Without including any images, reproduce each entry exactly.

[Figure content listings]
====================

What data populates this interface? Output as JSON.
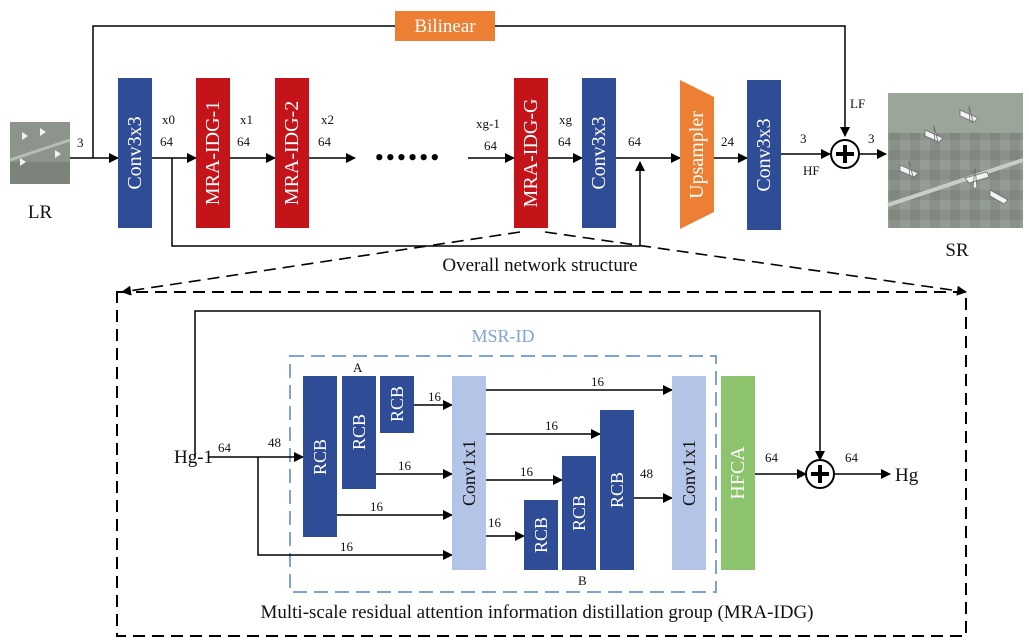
{
  "top": {
    "bilinear": "Bilinear",
    "lr": "LR",
    "sr": "SR",
    "conv_in": "Conv3x3",
    "mra_1": "MRA-IDG-1",
    "mra_2": "MRA-IDG-2",
    "mra_g": "MRA-IDG-G",
    "conv_mid": "Conv3x3",
    "upsampler": "Upsampler",
    "conv_out": "Conv3x3",
    "dots": "••••••",
    "caption": "Overall network structure",
    "n3_in": "3",
    "x0": "x0",
    "x1": "x1",
    "x2": "x2",
    "xg1": "xg-1",
    "xg": "xg",
    "c64_0": "64",
    "c64_1": "64",
    "c64_2": "64",
    "c64_g1": "64",
    "c64_g": "64",
    "c64_mid": "64",
    "c24": "24",
    "n3_hf": "3",
    "hf": "HF",
    "lf": "LF",
    "n3_out": "3"
  },
  "detail": {
    "msr_title": "MSR-ID",
    "hg1": "Hg-1",
    "hg": "Hg",
    "rcb": "RCB",
    "conv1x1": "Conv1x1",
    "hfca": "HFCA",
    "a": "A",
    "b": "B",
    "c64_in": "64",
    "c48_in": "48",
    "c16_a": "16",
    "c16_b": "16",
    "c16_c": "16",
    "c16_d": "16",
    "c16_e": "16",
    "c16_f": "16",
    "c16_g": "16",
    "c48_mid": "48",
    "c64_hfca": "64",
    "c64_out": "64",
    "caption": "Multi-scale residual attention information distillation group (MRA-IDG)"
  },
  "colors": {
    "navy": "#2f4d96",
    "red": "#c4141a",
    "orange": "#ec7f33",
    "light_blue": "#b3c4e6",
    "green": "#8cc46d",
    "dash_blue": "#7fa3d4"
  }
}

====================

RESPONSE TO THE TASK:
What data populates this interface? Output as JSON.
{
  "top": {
    "bilinear": "Bilinear",
    "lr": "LR",
    "sr": "SR",
    "conv_in": "Conv3x3",
    "mra_1": "MRA-IDG-1",
    "mra_2": "MRA-IDG-2",
    "mra_g": "MRA-IDG-G",
    "conv_mid": "Conv3x3",
    "upsampler": "Upsampler",
    "conv_out": "Conv3x3",
    "dots": "••••••",
    "caption": "Overall network structure",
    "n3_in": "3",
    "x0": "x0",
    "x1": "x1",
    "x2": "x2",
    "xg1": "xg-1",
    "xg": "xg",
    "c64_0": "64",
    "c64_1": "64",
    "c64_2": "64",
    "c64_g1": "64",
    "c64_g": "64",
    "c64_mid": "64",
    "c24": "24",
    "n3_hf": "3",
    "hf": "HF",
    "lf": "LF",
    "n3_out": "3"
  },
  "detail": {
    "msr_title": "MSR-ID",
    "hg1": "Hg-1",
    "hg": "Hg",
    "rcb": "RCB",
    "conv1x1": "Conv1x1",
    "hfca": "HFCA",
    "a": "A",
    "b": "B",
    "c64_in": "64",
    "c48_in": "48",
    "c16_a": "16",
    "c16_b": "16",
    "c16_c": "16",
    "c16_d": "16",
    "c16_e": "16",
    "c16_f": "16",
    "c16_g": "16",
    "c48_mid": "48",
    "c64_hfca": "64",
    "c64_out": "64",
    "caption": "Multi-scale residual attention information distillation group (MRA-IDG)"
  },
  "colors": {
    "navy": "#2f4d96",
    "red": "#c4141a",
    "orange": "#ec7f33",
    "light_blue": "#b3c4e6",
    "green": "#8cc46d",
    "dash_blue": "#7fa3d4"
  }
}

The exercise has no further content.